Extract every record, keeping each one exactly as it is.

**PROVIDED DATA:**
━━━━━━━━━━━━━━━━

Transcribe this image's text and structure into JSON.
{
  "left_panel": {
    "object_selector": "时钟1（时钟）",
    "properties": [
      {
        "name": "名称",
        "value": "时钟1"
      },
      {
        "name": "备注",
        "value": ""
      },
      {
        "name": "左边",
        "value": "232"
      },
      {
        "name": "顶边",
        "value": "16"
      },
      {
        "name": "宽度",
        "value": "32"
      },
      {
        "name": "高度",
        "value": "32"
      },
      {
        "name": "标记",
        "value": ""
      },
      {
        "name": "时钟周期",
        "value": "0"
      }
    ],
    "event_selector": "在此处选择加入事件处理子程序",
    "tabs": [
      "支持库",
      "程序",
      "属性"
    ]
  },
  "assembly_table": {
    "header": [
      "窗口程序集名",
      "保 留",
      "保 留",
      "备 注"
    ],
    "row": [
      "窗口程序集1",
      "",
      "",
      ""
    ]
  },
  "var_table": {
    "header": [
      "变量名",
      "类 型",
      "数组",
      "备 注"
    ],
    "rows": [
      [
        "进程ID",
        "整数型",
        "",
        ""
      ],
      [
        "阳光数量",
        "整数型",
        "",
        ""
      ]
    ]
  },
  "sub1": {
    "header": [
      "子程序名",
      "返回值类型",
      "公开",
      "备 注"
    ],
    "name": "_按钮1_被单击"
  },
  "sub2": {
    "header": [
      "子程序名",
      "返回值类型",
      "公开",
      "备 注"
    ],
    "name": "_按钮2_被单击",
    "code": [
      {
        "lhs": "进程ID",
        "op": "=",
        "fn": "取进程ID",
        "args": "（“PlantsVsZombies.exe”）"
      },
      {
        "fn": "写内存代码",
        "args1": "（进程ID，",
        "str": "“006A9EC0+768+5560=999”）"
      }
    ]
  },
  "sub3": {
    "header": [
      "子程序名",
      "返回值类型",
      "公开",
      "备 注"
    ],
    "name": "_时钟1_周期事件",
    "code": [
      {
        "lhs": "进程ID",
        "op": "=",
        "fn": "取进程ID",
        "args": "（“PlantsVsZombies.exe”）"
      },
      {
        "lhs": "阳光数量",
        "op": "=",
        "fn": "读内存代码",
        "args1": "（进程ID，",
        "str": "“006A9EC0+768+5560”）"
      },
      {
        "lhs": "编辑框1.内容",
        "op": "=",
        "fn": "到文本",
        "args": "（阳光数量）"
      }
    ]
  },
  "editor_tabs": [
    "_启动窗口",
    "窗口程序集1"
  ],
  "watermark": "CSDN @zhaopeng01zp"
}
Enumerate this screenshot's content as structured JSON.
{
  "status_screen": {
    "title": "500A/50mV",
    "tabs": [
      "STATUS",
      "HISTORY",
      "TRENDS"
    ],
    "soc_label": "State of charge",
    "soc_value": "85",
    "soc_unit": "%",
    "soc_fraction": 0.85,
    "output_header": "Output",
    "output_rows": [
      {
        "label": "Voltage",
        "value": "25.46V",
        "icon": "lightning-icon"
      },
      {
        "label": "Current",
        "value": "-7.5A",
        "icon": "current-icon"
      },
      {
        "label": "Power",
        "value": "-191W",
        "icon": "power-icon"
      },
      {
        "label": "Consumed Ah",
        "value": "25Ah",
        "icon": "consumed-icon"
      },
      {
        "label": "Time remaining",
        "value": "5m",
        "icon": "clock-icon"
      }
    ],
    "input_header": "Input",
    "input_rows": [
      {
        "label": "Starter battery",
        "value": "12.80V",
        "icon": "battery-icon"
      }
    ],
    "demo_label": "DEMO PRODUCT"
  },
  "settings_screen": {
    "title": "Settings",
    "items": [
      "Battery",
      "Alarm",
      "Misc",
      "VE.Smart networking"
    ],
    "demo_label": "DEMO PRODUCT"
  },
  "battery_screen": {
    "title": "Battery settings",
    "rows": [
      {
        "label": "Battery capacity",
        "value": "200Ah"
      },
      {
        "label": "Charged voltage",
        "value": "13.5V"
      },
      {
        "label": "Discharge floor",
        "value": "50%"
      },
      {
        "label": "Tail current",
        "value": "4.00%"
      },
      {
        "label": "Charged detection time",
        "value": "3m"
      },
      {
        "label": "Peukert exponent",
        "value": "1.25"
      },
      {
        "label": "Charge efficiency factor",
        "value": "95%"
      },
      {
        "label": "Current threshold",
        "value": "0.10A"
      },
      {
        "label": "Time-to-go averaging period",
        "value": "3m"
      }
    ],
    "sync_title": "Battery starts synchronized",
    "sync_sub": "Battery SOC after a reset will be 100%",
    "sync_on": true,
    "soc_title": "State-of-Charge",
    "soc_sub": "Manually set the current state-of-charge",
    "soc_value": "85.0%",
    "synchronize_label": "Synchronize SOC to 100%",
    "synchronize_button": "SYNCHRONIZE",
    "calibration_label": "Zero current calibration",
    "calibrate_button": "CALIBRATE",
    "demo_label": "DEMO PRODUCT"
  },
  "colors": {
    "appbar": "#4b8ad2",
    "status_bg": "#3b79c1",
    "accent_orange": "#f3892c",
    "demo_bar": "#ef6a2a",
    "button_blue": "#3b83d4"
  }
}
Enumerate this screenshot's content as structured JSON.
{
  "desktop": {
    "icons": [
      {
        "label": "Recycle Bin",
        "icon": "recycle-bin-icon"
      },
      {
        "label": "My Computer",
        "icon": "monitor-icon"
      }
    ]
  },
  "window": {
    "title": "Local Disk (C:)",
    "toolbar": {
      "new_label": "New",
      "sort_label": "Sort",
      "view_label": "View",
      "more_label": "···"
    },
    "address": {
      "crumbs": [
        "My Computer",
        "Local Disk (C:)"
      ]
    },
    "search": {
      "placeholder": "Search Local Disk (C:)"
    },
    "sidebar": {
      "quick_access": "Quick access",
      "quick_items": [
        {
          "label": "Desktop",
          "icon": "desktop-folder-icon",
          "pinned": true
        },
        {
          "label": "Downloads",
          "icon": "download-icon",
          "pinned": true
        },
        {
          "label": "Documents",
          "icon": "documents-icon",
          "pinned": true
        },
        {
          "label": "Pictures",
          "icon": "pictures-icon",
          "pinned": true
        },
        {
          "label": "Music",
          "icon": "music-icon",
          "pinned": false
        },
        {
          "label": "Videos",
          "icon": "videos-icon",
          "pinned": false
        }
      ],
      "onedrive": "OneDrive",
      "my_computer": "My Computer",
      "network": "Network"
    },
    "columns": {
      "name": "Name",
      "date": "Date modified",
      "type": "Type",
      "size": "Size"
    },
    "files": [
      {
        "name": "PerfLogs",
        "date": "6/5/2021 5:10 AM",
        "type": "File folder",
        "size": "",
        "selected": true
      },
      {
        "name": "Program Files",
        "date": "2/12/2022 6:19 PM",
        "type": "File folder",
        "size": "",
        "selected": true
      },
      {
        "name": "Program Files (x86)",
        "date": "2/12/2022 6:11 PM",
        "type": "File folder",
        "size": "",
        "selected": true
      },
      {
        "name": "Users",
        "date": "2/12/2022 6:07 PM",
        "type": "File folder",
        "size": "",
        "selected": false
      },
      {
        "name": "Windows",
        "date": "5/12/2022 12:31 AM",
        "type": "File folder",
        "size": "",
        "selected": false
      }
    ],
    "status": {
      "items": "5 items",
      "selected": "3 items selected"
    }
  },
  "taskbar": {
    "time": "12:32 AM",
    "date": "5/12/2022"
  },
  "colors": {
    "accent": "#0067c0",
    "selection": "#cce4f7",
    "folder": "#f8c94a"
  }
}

━━━━━━━━━━━━━━━━

**RIGHT ANSWER:**
Transcribe this image's text and structure into JSON.
{
  "left_panel": {
    "object_selector": "时钟1（时钟）",
    "properties": [
      {
        "name": "名称",
        "value": "时钟1"
      },
      {
        "name": "备注",
        "value": ""
      },
      {
        "name": "左边",
        "value": "232"
      },
      {
        "name": "顶边",
        "value": "16"
      },
      {
        "name": "宽度",
        "value": "32"
      },
      {
        "name": "高度",
        "value": "32"
      },
      {
        "name": "标记",
        "value": ""
      },
      {
        "name": "时钟周期",
        "value": "0"
      }
    ],
    "event_selector": "在此处选择加入事件处理子程序",
    "tabs": [
      "支持库",
      "程序",
      "属性"
    ]
  },
  "assembly_table": {
    "header": [
      "窗口程序集名",
      "保 留",
      "保 留",
      "备 注"
    ],
    "row": [
      "窗口程序集1",
      "",
      "",
      ""
    ]
  },
  "var_table": {
    "header": [
      "变量名",
      "类 型",
      "数组",
      "备 注"
    ],
    "rows": [
      [
        "进程ID",
        "整数型",
        "",
        ""
      ],
      [
        "阳光数量",
        "整数型",
        "",
        ""
      ]
    ]
  },
  "sub1": {
    "header": [
      "子程序名",
      "返回值类型",
      "公开",
      "备 注"
    ],
    "name": "_按钮1_被单击"
  },
  "sub2": {
    "header": [
      "子程序名",
      "返回值类型",
      "公开",
      "备 注"
    ],
    "name": "_按钮2_被单击",
    "code": [
      {
        "lhs": "进程ID",
        "op": "=",
        "fn": "取进程ID",
        "args": "（“PlantsVsZombies.exe”）"
      },
      {
        "fn": "写内存代码",
        "args1": "（进程ID，",
        "str": "“006A9EC0+768+5560=999”）"
      }
    ]
  },
  "sub3": {
    "header": [
      "子程序名",
      "返回值类型",
      "公开",
      "备 注"
    ],
    "name": "_时钟1_周期事件",
    "code": [
      {
        "lhs": "进程ID",
        "op": "=",
        "fn": "取进程ID",
        "args": "（“PlantsVsZombies.exe”）"
      },
      {
        "lhs": "阳光数量",
        "op": "=",
        "fn": "读内存代码",
        "args1": "（进程ID，",
        "str": "“006A9EC0+768+5560”）"
      },
      {
        "lhs": "编辑框1.内容",
        "op": "=",
        "fn": "到文本",
        "args": "（阳光数量）"
      }
    ]
  },
  "editor_tabs": [
    "_启动窗口",
    "窗口程序集1"
  ],
  "watermark": "CSDN @zhaopeng01zp"
}
Enumerate this screenshot's content as structured JSON.
{
  "status_screen": {
    "title": "500A/50mV",
    "tabs": [
      "STATUS",
      "HISTORY",
      "TRENDS"
    ],
    "soc_label": "State of charge",
    "soc_value": "85",
    "soc_unit": "%",
    "soc_fraction": 0.85,
    "output_header": "Output",
    "output_rows": [
      {
        "label": "Voltage",
        "value": "25.46V",
        "icon": "lightning-icon"
      },
      {
        "label": "Current",
        "value": "-7.5A",
        "icon": "current-icon"
      },
      {
        "label": "Power",
        "value": "-191W",
        "icon": "power-icon"
      },
      {
        "label": "Consumed Ah",
        "value": "25Ah",
        "icon": "consumed-icon"
      },
      {
        "label": "Time remaining",
        "value": "5m",
        "icon": "clock-icon"
      }
    ],
    "input_header": "Input",
    "input_rows": [
      {
        "label": "Starter battery",
        "value": "12.80V",
        "icon": "battery-icon"
      }
    ],
    "demo_label": "DEMO PRODUCT"
  },
  "settings_screen": {
    "title": "Settings",
    "items": [
      "Battery",
      "Alarm",
      "Misc",
      "VE.Smart networking"
    ],
    "demo_label": "DEMO PRODUCT"
  },
  "battery_screen": {
    "title": "Battery settings",
    "rows": [
      {
        "label": "Battery capacity",
        "value": "200Ah"
      },
      {
        "label": "Charged voltage",
        "value": "13.5V"
      },
      {
        "label": "Discharge floor",
        "value": "50%"
      },
      {
        "label": "Tail current",
        "value": "4.00%"
      },
      {
        "label": "Charged detection time",
        "value": "3m"
      },
      {
        "label": "Peukert exponent",
        "value": "1.25"
      },
      {
        "label": "Charge efficiency factor",
        "value": "95%"
      },
      {
        "label": "Current threshold",
        "value": "0.10A"
      },
      {
        "label": "Time-to-go averaging period",
        "value": "3m"
      }
    ],
    "sync_title": "Battery starts synchronized",
    "sync_sub": "Battery SOC after a reset will be 100%",
    "sync_on": true,
    "soc_title": "State-of-Charge",
    "soc_sub": "Manually set the current state-of-charge",
    "soc_value": "85.0%",
    "synchronize_label": "Synchronize SOC to 100%",
    "synchronize_button": "SYNCHRONIZE",
    "calibration_label": "Zero current calibration",
    "calibrate_button": "CALIBRATE",
    "demo_label": "DEMO PRODUCT"
  },
  "colors": {
    "appbar": "#4b8ad2",
    "status_bg": "#3b79c1",
    "accent_orange": "#f3892c",
    "demo_bar": "#ef6a2a",
    "button_blue": "#3b83d4"
  }
}
Enumerate this screenshot's content as structured JSON.
{
  "desktop": {
    "icons": [
      {
        "label": "Recycle Bin",
        "icon": "recycle-bin-icon"
      },
      {
        "label": "My Computer",
        "icon": "monitor-icon"
      }
    ]
  },
  "window": {
    "title": "Local Disk (C:)",
    "toolbar": {
      "new_label": "New",
      "sort_label": "Sort",
      "view_label": "View",
      "more_label": "···"
    },
    "address": {
      "crumbs": [
        "My Computer",
        "Local Disk (C:)"
      ]
    },
    "search": {
      "placeholder": "Search Local Disk (C:)"
    },
    "sidebar": {
      "quick_access": "Quick access",
      "quick_items": [
        {
          "label": "Desktop",
          "icon": "desktop-folder-icon",
          "pinned": true
        },
        {
          "label": "Downloads",
          "icon": "download-icon",
          "pinned": true
        },
        {
          "label": "Documents",
          "icon": "documents-icon",
          "pinned": true
        },
        {
          "label": "Pictures",
          "icon": "pictures-icon",
          "pinned": true
        },
        {
          "label": "Music",
          "icon": "music-icon",
          "pinned": false
        },
        {
          "label": "Videos",
          "icon": "videos-icon",
          "pinned": false
        }
      ],
      "onedrive": "OneDrive",
      "my_computer": "My Computer",
      "network": "Network"
    },
    "columns": {
      "name": "Name",
      "date": "Date modified",
      "type": "Type",
      "size": "Size"
    },
    "files": [
      {
        "name": "PerfLogs",
        "date": "6/5/2021 5:10 AM",
        "type": "File folder",
        "size": "",
        "selected": true
      },
      {
        "name": "Program Files",
        "date": "2/12/2022 6:19 PM",
        "type": "File folder",
        "size": "",
        "selected": true
      },
      {
        "name": "Program Files (x86)",
        "date": "2/12/2022 6:11 PM",
        "type": "File folder",
        "size": "",
        "selected": true
      },
      {
        "name": "Users",
        "date": "2/12/2022 6:07 PM",
        "type": "File folder",
        "size": "",
        "selected": false
      },
      {
        "name": "Windows",
        "date": "5/12/2022 12:31 AM",
        "type": "File folder",
        "size": "",
        "selected": false
      }
    ],
    "status": {
      "items": "5 items",
      "selected": "3 items selected"
    }
  },
  "taskbar": {
    "time": "12:32 AM",
    "date": "5/12/2022"
  },
  "colors": {
    "accent": "#0067c0",
    "selection": "#cce4f7",
    "folder": "#f8c94a"
  }
}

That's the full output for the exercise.